--- start ---

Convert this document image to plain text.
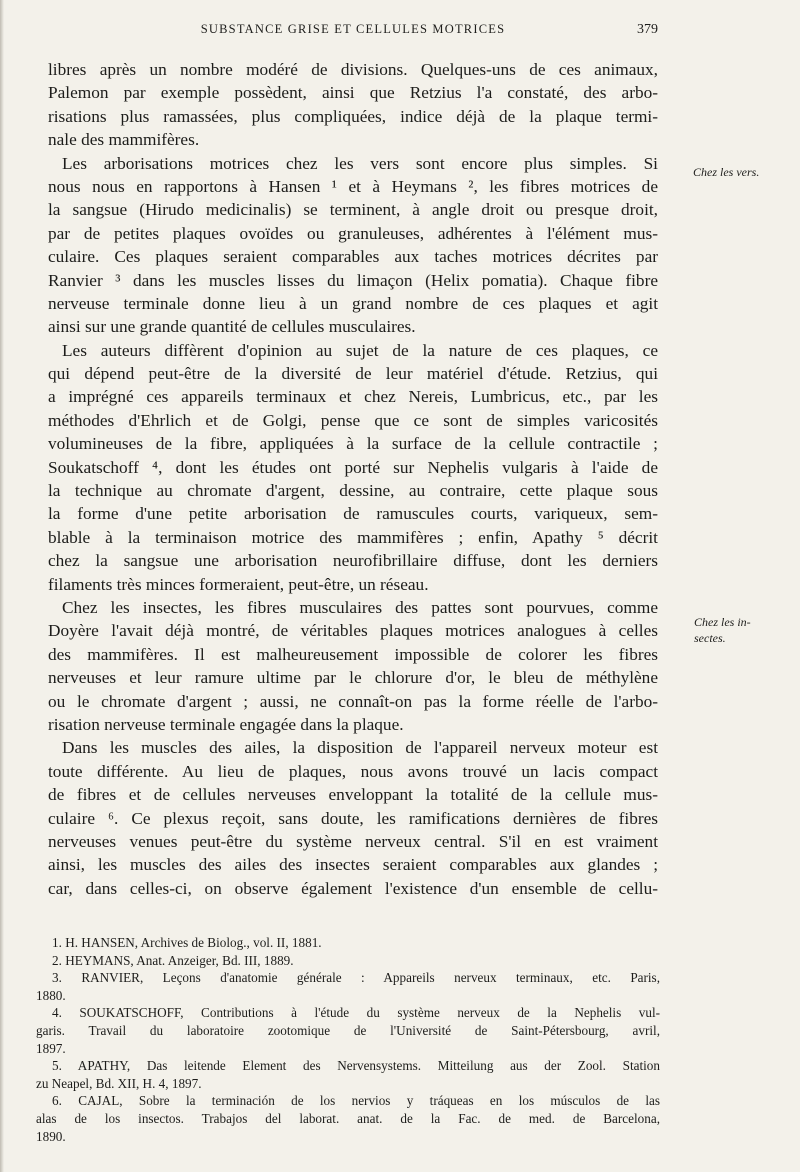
SUBSTANCE GRISE ET CELLULES MOTRICES	379
libres après un nombre modéré de divisions. Quelques-uns de ces animaux,
Palemon par exemple possèdent, ainsi que Retzius l'a constaté, des arbo-
risations plus ramassées, plus compliquées, indice déjà de la plaque termi-
nale des mammifères.
Les arborisations motrices chez les vers sont encore plus simples. Si
nous nous en rapportons à Hansen ¹ et à Heymans ², les fibres motrices de
la sangsue (Hirudo medicinalis) se terminent, à angle droit ou presque droit,
par de petites plaques ovoïdes ou granuleuses, adhérentes à l'élément mus-
culaire. Ces plaques seraient comparables aux taches motrices décrites par
Ranvier ³ dans les muscles lisses du limaçon (Helix pomatia). Chaque fibre
nerveuse terminale donne lieu à un grand nombre de ces plaques et agit
ainsi sur une grande quantité de cellules musculaires.
Les auteurs diffèrent d'opinion au sujet de la nature de ces plaques, ce
qui dépend peut-être de la diversité de leur matériel d'étude. Retzius, qui
a imprégné ces appareils terminaux et chez Nereis, Lumbricus, etc., par les
méthodes d'Ehrlich et de Golgi, pense que ce sont de simples varicosités
volumineuses de la fibre, appliquées à la surface de la cellule contractile ;
Soukatschoff ⁴, dont les études ont porté sur Nephelis vulgaris à l'aide de
la technique au chromate d'argent, dessine, au contraire, cette plaque sous
la forme d'une petite arborisation de ramuscules courts, variqueux, sem-
blable à la terminaison motrice des mammifères ; enfin, Apathy ⁵ décrit
chez la sangsue une arborisation neurofibrillaire diffuse, dont les derniers
filaments très minces formeraient, peut-être, un réseau.
Chez les insectes, les fibres musculaires des pattes sont pourvues, comme
Doyère l'avait déjà montré, de véritables plaques motrices analogues à celles
des mammifères. Il est malheureusement impossible de colorer les fibres
nerveuses et leur ramure ultime par le chlorure d'or, le bleu de méthylène
ou le chromate d'argent ; aussi, ne connaît-on pas la forme réelle de l'arbo-
risation nerveuse terminale engagée dans la plaque.
Dans les muscles des ailes, la disposition de l'appareil nerveux moteur est
toute différente. Au lieu de plaques, nous avons trouvé un lacis compact
de fibres et de cellules nerveuses enveloppant la totalité de la cellule mus-
culaire ⁶. Ce plexus reçoit, sans doute, les ramifications dernières de fibres
nerveuses venues peut-être du système nerveux central. S'il en est vraiment
ainsi, les muscles des ailes des insectes seraient comparables aux glandes ;
car, dans celles-ci, on observe également l'existence d'un ensemble de cellu-
Chez les vers.
Chez les in-
sectes.
1. H. HANSEN, Archives de Biolog., vol. II, 1881.
2. HEYMANS, Anat. Anzeiger, Bd. III, 1889.
3. RANVIER, Leçons d'anatomie générale : Appareils nerveux terminaux, etc. Paris,
1880.
4. SOUKATSCHOFF, Contributions à l'étude du système nerveux de la Nephelis vul-
garis. Travail du laboratoire zootomique de l'Université de Saint-Pétersbourg, avril,
1897.
5. APATHY, Das leitende Element des Nervensystems. Mitteilung aus der Zool. Station
zu Neapel, Bd. XII, H. 4, 1897.
6. CAJAL, Sobre la terminación de los nervios y tráqueas en los músculos de las
alas de los insectos. Trabajos del laborat. anat. de la Fac. de med. de Barcelona,
1890.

--- end ---

▶ _GIVEN PROBLEM_
Make an exact reproduction of the listing above, without any pictures.

▶ _RESPONSE BELOW_
Convert this document image to plain text.
SUBSTANCE GRISE ET CELLULES MOTRICES	379
libres après un nombre modéré de divisions. Quelques-uns de ces animaux,
Palemon par exemple possèdent, ainsi que Retzius l'a constaté, des arbo-
risations plus ramassées, plus compliquées, indice déjà de la plaque termi-
nale des mammifères.
Les arborisations motrices chez les vers sont encore plus simples. Si
nous nous en rapportons à Hansen ¹ et à Heymans ², les fibres motrices de
la sangsue (Hirudo medicinalis) se terminent, à angle droit ou presque droit,
par de petites plaques ovoïdes ou granuleuses, adhérentes à l'élément mus-
culaire. Ces plaques seraient comparables aux taches motrices décrites par
Ranvier ³ dans les muscles lisses du limaçon (Helix pomatia). Chaque fibre
nerveuse terminale donne lieu à un grand nombre de ces plaques et agit
ainsi sur une grande quantité de cellules musculaires.
Les auteurs diffèrent d'opinion au sujet de la nature de ces plaques, ce
qui dépend peut-être de la diversité de leur matériel d'étude. Retzius, qui
a imprégné ces appareils terminaux et chez Nereis, Lumbricus, etc., par les
méthodes d'Ehrlich et de Golgi, pense que ce sont de simples varicosités
volumineuses de la fibre, appliquées à la surface de la cellule contractile ;
Soukatschoff ⁴, dont les études ont porté sur Nephelis vulgaris à l'aide de
la technique au chromate d'argent, dessine, au contraire, cette plaque sous
la forme d'une petite arborisation de ramuscules courts, variqueux, sem-
blable à la terminaison motrice des mammifères ; enfin, Apathy ⁵ décrit
chez la sangsue une arborisation neurofibrillaire diffuse, dont les derniers
filaments très minces formeraient, peut-être, un réseau.
Chez les insectes, les fibres musculaires des pattes sont pourvues, comme
Doyère l'avait déjà montré, de véritables plaques motrices analogues à celles
des mammifères. Il est malheureusement impossible de colorer les fibres
nerveuses et leur ramure ultime par le chlorure d'or, le bleu de méthylène
ou le chromate d'argent ; aussi, ne connaît-on pas la forme réelle de l'arbo-
risation nerveuse terminale engagée dans la plaque.
Dans les muscles des ailes, la disposition de l'appareil nerveux moteur est
toute différente. Au lieu de plaques, nous avons trouvé un lacis compact
de fibres et de cellules nerveuses enveloppant la totalité de la cellule mus-
culaire ⁶. Ce plexus reçoit, sans doute, les ramifications dernières de fibres
nerveuses venues peut-être du système nerveux central. S'il en est vraiment
ainsi, les muscles des ailes des insectes seraient comparables aux glandes ;
car, dans celles-ci, on observe également l'existence d'un ensemble de cellu-
Chez les vers.
Chez les in-
sectes.
1. H. HANSEN, Archives de Biolog., vol. II, 1881.
2. HEYMANS, Anat. Anzeiger, Bd. III, 1889.
3. RANVIER, Leçons d'anatomie générale : Appareils nerveux terminaux, etc. Paris,
1880.
4. SOUKATSCHOFF, Contributions à l'étude du système nerveux de la Nephelis vul-
garis. Travail du laboratoire zootomique de l'Université de Saint-Pétersbourg, avril,
1897.
5. APATHY, Das leitende Element des Nervensystems. Mitteilung aus der Zool. Station
zu Neapel, Bd. XII, H. 4, 1897.
6. CAJAL, Sobre la terminación de los nervios y tráqueas en los músculos de las
alas de los insectos. Trabajos del laborat. anat. de la Fac. de med. de Barcelona,
1890.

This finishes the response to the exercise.